• Written request
Output all of the data below exactly as given.

• Provided information
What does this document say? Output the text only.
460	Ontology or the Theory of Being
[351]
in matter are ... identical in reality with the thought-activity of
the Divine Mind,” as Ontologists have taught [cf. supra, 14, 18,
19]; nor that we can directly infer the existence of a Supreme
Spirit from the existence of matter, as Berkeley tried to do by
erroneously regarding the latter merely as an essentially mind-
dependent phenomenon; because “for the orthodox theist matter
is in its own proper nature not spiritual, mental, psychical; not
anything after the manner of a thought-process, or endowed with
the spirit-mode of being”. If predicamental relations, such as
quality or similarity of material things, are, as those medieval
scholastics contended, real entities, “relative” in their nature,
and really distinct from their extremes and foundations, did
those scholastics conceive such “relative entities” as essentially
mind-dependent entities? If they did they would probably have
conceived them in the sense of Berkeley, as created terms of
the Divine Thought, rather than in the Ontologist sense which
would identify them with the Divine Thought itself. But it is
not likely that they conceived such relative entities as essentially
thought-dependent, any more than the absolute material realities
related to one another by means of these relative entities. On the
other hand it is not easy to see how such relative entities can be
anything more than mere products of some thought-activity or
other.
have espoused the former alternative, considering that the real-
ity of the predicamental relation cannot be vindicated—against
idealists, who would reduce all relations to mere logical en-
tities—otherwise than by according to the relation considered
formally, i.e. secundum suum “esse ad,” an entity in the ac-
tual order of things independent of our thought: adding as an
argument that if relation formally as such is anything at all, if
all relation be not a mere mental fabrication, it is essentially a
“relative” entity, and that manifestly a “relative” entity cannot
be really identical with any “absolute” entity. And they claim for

• Response below
What does this document say? Output the text only.
460	Ontology or the Theory of Being
[351]
in matter are ... identical in reality with the thought-activity of
the Divine Mind,” as Ontologists have taught [cf. supra, 14, 18,
19]; nor that we can directly infer the existence of a Supreme
Spirit from the existence of matter, as Berkeley tried to do by
erroneously regarding the latter merely as an essentially mind-
dependent phenomenon; because “for the orthodox theist matter
is in its own proper nature not spiritual, mental, psychical; not
anything after the manner of a thought-process, or endowed with
the spirit-mode of being”. If predicamental relations, such as
quality or similarity of material things, are, as those medieval
scholastics contended, real entities, “relative” in their nature,
and really distinct from their extremes and foundations, did
those scholastics conceive such “relative entities” as essentially
mind-dependent entities? If they did they would probably have
conceived them in the sense of Berkeley, as created terms of
the Divine Thought, rather than in the Ontologist sense which
would identify them with the Divine Thought itself. But it is
not likely that they conceived such relative entities as essentially
thought-dependent, any more than the absolute material realities
related to one another by means of these relative entities. On the
other hand it is not easy to see how such relative entities can be
anything more than mere products of some thought-activity or
other.
have espoused the former alternative, considering that the real-
ity of the predicamental relation cannot be vindicated—against
idealists, who would reduce all relations to mere logical en-
tities—otherwise than by according to the relation considered
formally, i.e. secundum suum “esse ad,” an entity in the ac-
tual order of things independent of our thought: adding as an
argument that if relation formally as such is anything at all, if
all relation be not a mere mental fabrication, it is essentially a
“relative” entity, and that manifestly a “relative” entity cannot
be really identical with any “absolute” entity. And they claim for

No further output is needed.